# The exercise
Put every line of the items below into a JSON list of strings, one string per line, with blank lines dropped. Leave the pictures out.

==== Extracted information

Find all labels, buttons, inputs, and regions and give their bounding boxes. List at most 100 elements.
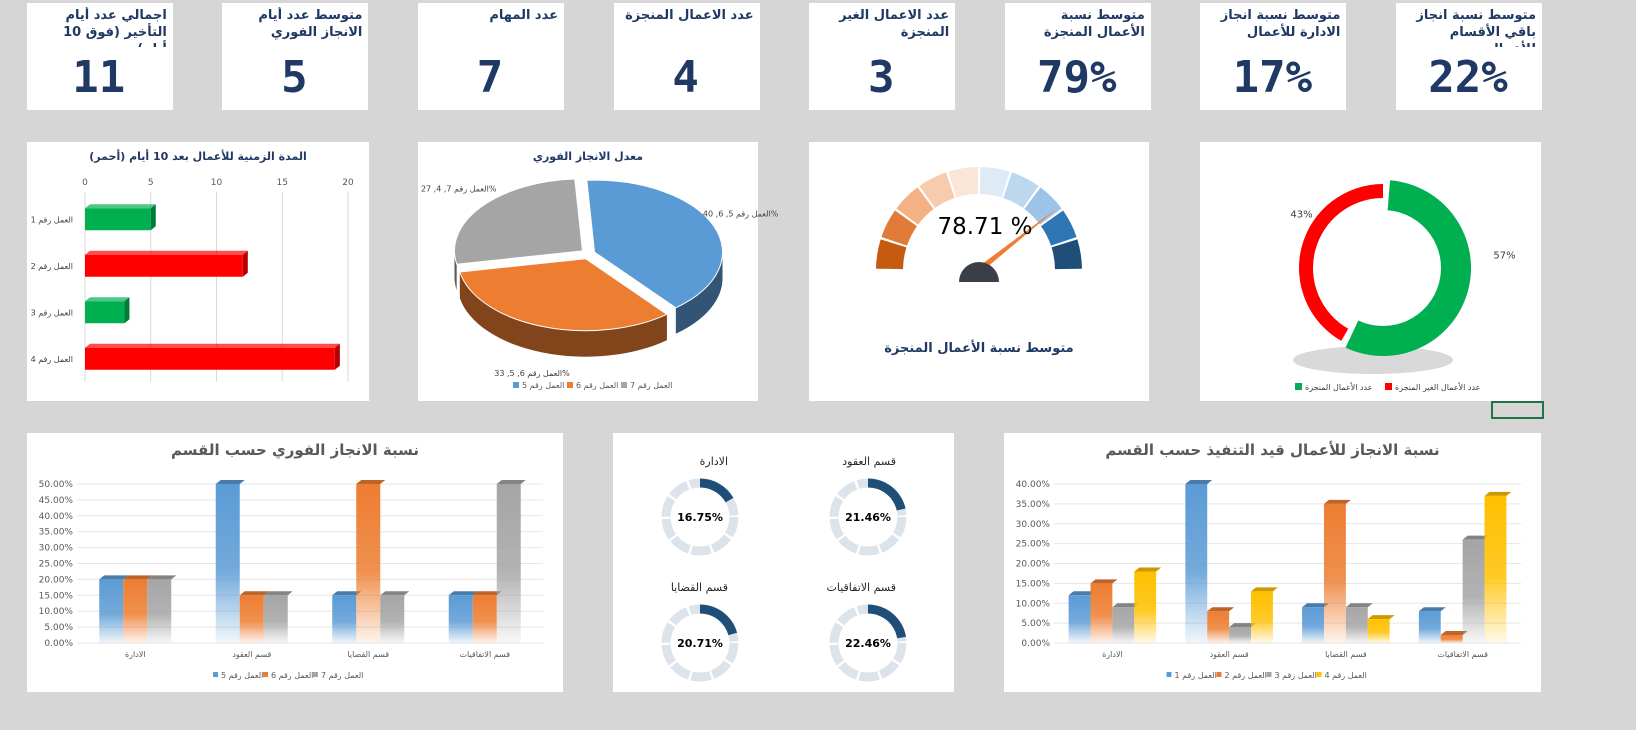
bar-top [85, 343, 340, 348]
chart-title: نسبة الانجاز للأعمال قيد التنفيذ حسب الق… [1105, 441, 1439, 459]
y-tick-label: 20.00% [1016, 560, 1051, 570]
bar [239, 595, 264, 643]
kpi-card: متوسط نسبة انجاز باقي الأقسام للأعمال 22% [1396, 3, 1542, 110]
legend-swatch [567, 382, 573, 388]
kpi-value: 17% [1232, 52, 1313, 103]
y-tick-label: 25.00% [39, 560, 74, 570]
bar [1068, 595, 1091, 643]
bar [1323, 503, 1346, 643]
slice-side [675, 252, 723, 334]
chart-title: معدل الانجاز الفوري [533, 150, 643, 163]
kpi-title: عدد الاعمال الغير المنجزة [839, 8, 950, 40]
data-label: العمل رقم 7, 4, 27% [421, 184, 497, 193]
data-label: العمل رقم 6, 5, 33% [494, 369, 570, 378]
y-tick-label: 40.00% [1016, 480, 1051, 490]
bar [1229, 627, 1252, 643]
legend-label: العمل رقم 7 [321, 671, 363, 680]
legend-label: العمل رقم 2 [1225, 671, 1267, 680]
bar-side [150, 204, 156, 231]
gauge-band [1041, 210, 1077, 246]
bar-cap [1345, 603, 1373, 608]
gauge-band [948, 167, 979, 198]
ring-title: قسم العقود [842, 455, 896, 468]
bar [215, 484, 240, 643]
bar-cap [448, 591, 478, 596]
kpi-value: 79% [1037, 52, 1117, 103]
chart-title: متوسط نسبة الأعمال المنجزة [884, 339, 1073, 356]
bar [1185, 484, 1208, 643]
bar-cap [1207, 607, 1235, 612]
bar [85, 347, 335, 370]
bar [448, 595, 473, 643]
kpi-value: 5 [281, 52, 308, 103]
bar [356, 484, 381, 643]
bar [1090, 583, 1113, 643]
kpi-title: متوسط نسبة الأعمال المنجزة [1043, 8, 1145, 40]
bar [496, 484, 521, 643]
y-tick-label: 15.00% [1016, 579, 1051, 589]
legend-swatch [1385, 383, 1392, 390]
kpi-card: اجمالي عدد أيام التأخير (فوق 10 أيام) 11 [26, 3, 173, 110]
bar-cap [1112, 603, 1140, 608]
kpi-value: 22% [1428, 52, 1508, 103]
bar-cap [1367, 615, 1395, 620]
kpi-card: متوسط عدد أيام الانجاز الفوري 5 [222, 3, 369, 110]
legend-swatch [1316, 672, 1322, 677]
chart-card [1004, 433, 1541, 692]
bar [1462, 539, 1485, 643]
bar-cap [1302, 603, 1329, 608]
bar [1367, 619, 1390, 643]
y-tick-label: 30.00% [39, 544, 74, 554]
pie-slice [586, 179, 723, 309]
bar-cap [99, 575, 129, 580]
kpi-title: متوسط نسبة انجاز باقي الأقسام للأعمال [1416, 8, 1536, 47]
ring-title: الادارة [700, 455, 728, 468]
bar [1484, 495, 1507, 643]
data-label: العمل رقم 5, 6, 40% [703, 210, 779, 219]
bar-top [85, 297, 130, 302]
gauge-hub [959, 262, 999, 282]
x-tick-label: الادارة [1102, 650, 1123, 659]
x-tick-label: 15 [277, 178, 288, 188]
bar [85, 208, 151, 231]
y-tick-label: 10.00% [39, 607, 74, 617]
gauge-band [1003, 172, 1039, 208]
bar-cap [1484, 491, 1512, 496]
chart-title: نسبة الانجاز الفوري حسب القسم [171, 441, 419, 460]
kpi-title: عدد الاعمال المنجزة [625, 8, 754, 23]
bar-cap [1090, 579, 1118, 584]
bar-side [334, 343, 340, 370]
bar-top [85, 204, 156, 209]
bar [99, 579, 124, 643]
kpi-title: متوسط نسبة انجاز الادارة للأعمال [1220, 8, 1341, 40]
kpi-value: 11 [72, 52, 126, 103]
chart-card [27, 433, 563, 692]
bar-cap [1418, 607, 1446, 612]
kpi-title: متوسط عدد أيام الانجاز الفوري [258, 8, 363, 40]
gauge-band [1051, 239, 1082, 270]
legend-swatch [263, 672, 268, 677]
gauge-band [881, 210, 917, 246]
legend-label: العمل رقم 5 [522, 381, 564, 390]
kpi-value: 7 [476, 52, 504, 103]
y-tick-label: 40.00% [39, 512, 74, 522]
bar [472, 595, 497, 643]
donut-slice [1345, 180, 1472, 356]
bar-cap [496, 480, 526, 484]
ring-title: قسم الاتفاقيات [827, 581, 896, 594]
ring-value [868, 604, 907, 639]
bar [263, 595, 288, 643]
legend-swatch [1266, 672, 1272, 677]
bar-cap [1185, 480, 1213, 484]
bar-cap [215, 480, 245, 484]
bar [332, 595, 357, 643]
x-tick-label: 10 [211, 178, 223, 188]
legend-label: عدد الأعمال المنجزة [1305, 382, 1373, 392]
kpi-title: عدد المهام [489, 8, 558, 23]
bar-cap [472, 591, 502, 596]
ring-value [700, 478, 734, 503]
bar-cap [380, 591, 410, 596]
bar-cap [239, 591, 269, 596]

========

# The completed task
[
  "Find all labels, buttons, inputs, and regions and give their bounding boxes. List at most 100 elements.",
  "bar-top [85, 343, 340, 348]",
  "chart-title: نسبة الانجاز للأعمال قيد التنفيذ حسب الق… [1105, 441, 1439, 459]",
  "y-tick-label: 20.00% [1016, 560, 1051, 570]",
  "bar [239, 595, 264, 643]",
  "kpi-card: متوسط نسبة انجاز باقي الأقسام للأعمال 22% [1396, 3, 1542, 110]",
  "legend-swatch [567, 382, 573, 388]",
  "kpi-value: 17% [1232, 52, 1313, 103]",
  "y-tick-label: 25.00% [39, 560, 74, 570]",
  "bar [1068, 595, 1091, 643]",
  "bar [1323, 503, 1346, 643]",
  "slice-side [675, 252, 723, 334]",
  "chart-title: معدل الانجاز الفوري [533, 150, 643, 163]",
  "kpi-title: عدد الاعمال الغير المنجزة [839, 8, 950, 40]",
  "data-label: العمل رقم 7, 4, 27% [421, 184, 497, 193]",
  "data-label: العمل رقم 6, 5, 33% [494, 369, 570, 378]",
  "y-tick-label: 40.00% [1016, 480, 1051, 490]",
  "bar [1229, 627, 1252, 643]",
  "legend-label: العمل رقم 7 [321, 671, 363, 680]",
  "legend-label: العمل رقم 2 [1225, 671, 1267, 680]",
  "bar-side [150, 204, 156, 231]",
  "gauge-band [1041, 210, 1077, 246]",
  "bar-cap [1345, 603, 1373, 608]",
  "gauge-band [948, 167, 979, 198]",
  "ring-title: قسم العقود [842, 455, 896, 468]",
  "bar [215, 484, 240, 643]",
  "bar-cap [448, 591, 478, 596]",
  "kpi-value: 79% [1037, 52, 1117, 103]",
  "chart-title: متوسط نسبة الأعمال المنجزة [884, 339, 1073, 356]",
  "bar [1185, 484, 1208, 643]",
  "bar-cap [1207, 607, 1235, 612]",
  "bar [85, 347, 335, 370]",
  "bar [448, 595, 473, 643]",
  "kpi-value: 5 [281, 52, 308, 103]",
  "bar [356, 484, 381, 643]",
  "bar [1090, 583, 1113, 643]",
  "kpi-title: متوسط نسبة الأعمال المنجزة [1043, 8, 1145, 40]",
  "bar [496, 484, 521, 643]",
  "y-tick-label: 15.00% [1016, 579, 1051, 589]",
  "legend-swatch [1385, 383, 1392, 390]",
  "kpi-card: اجمالي عدد أيام التأخير (فوق 10 أيام) 11 [26, 3, 173, 110]",
  "bar-cap [1112, 603, 1140, 608]",
  "kpi-value: 22% [1428, 52, 1508, 103]",
  "bar-cap [1367, 615, 1395, 620]",
  "kpi-card: متوسط عدد أيام الانجاز الفوري 5 [222, 3, 369, 110]",
  "legend-swatch [1316, 672, 1322, 677]",
  "chart-card [1004, 433, 1541, 692]",
  "bar [1462, 539, 1485, 643]",
  "bar-cap [1302, 603, 1329, 608]",
  "bar [1367, 619, 1390, 643]",
  "y-tick-label: 30.00% [39, 544, 74, 554]",
  "pie-slice [586, 179, 723, 309]",
  "bar-cap [99, 575, 129, 580]",
  "kpi-title: متوسط نسبة انجاز باقي الأقسام للأعمال [1416, 8, 1536, 47]",
  "ring-title: الادارة [700, 455, 728, 468]",
  "bar [1484, 495, 1507, 643]",
  "data-label: العمل رقم 5, 6, 40% [703, 210, 779, 219]",
  "bar-top [85, 297, 130, 302]",
  "gauge-hub [959, 262, 999, 282]",
  "x-tick-label: الادارة [1102, 650, 1123, 659]",
  "x-tick-label: 15 [277, 178, 288, 188]",
  "bar [85, 208, 151, 231]",
  "y-tick-label: 10.00% [39, 607, 74, 617]",
  "gauge-band [1003, 172, 1039, 208]",
  "bar-cap [1484, 491, 1512, 496]",
  "chart-title: نسبة الانجاز الفوري حسب القسم [171, 441, 419, 460]",
  "kpi-title: عدد الاعمال المنجزة [625, 8, 754, 23]",
  "bar-cap [1090, 579, 1118, 584]",
  "bar-side [334, 343, 340, 370]",
  "bar-top [85, 204, 156, 209]",
  "bar [99, 579, 124, 643]",
  "kpi-title: متوسط نسبة انجاز الادارة للأعمال [1220, 8, 1341, 40]",
  "kpi-value: 11 [72, 52, 126, 103]",
  "chart-card [27, 433, 563, 692]",
  "bar-cap [1418, 607, 1446, 612]",
  "kpi-title: متوسط عدد أيام الانجاز الفوري [258, 8, 363, 40]",
  "gauge-band [1051, 239, 1082, 270]",
  "legend-swatch [263, 672, 268, 677]",
  "gauge-band [881, 210, 917, 246]",
  "legend-label: العمل رقم 5 [522, 381, 564, 390]",
  "kpi-value: 7 [476, 52, 504, 103]",
  "y-tick-label: 40.00% [39, 512, 74, 522]",
  "bar [472, 595, 497, 643]",
  "donut-slice [1345, 180, 1472, 356]",
  "bar-cap [496, 480, 526, 484]",
  "ring-title: قسم الاتفاقيات [827, 581, 896, 594]",
  "ring-value [868, 604, 907, 639]",
  "bar [263, 595, 288, 643]",
  "legend-swatch [1266, 672, 1272, 677]",
  "bar-cap [1185, 480, 1213, 484]",
  "bar-cap [215, 480, 245, 484]",
  "bar [332, 595, 357, 643]",
  "x-tick-label: 10 [211, 178, 223, 188]",
  "legend-label: عدد الأعمال المنجزة [1305, 382, 1373, 392]",
  "kpi-title: عدد المهام [489, 8, 558, 23]",
  "bar-cap [472, 591, 502, 596]",
  "ring-value [700, 478, 734, 503]",
  "bar-cap [380, 591, 410, 596]",
  "bar-cap [239, 591, 269, 596]"
]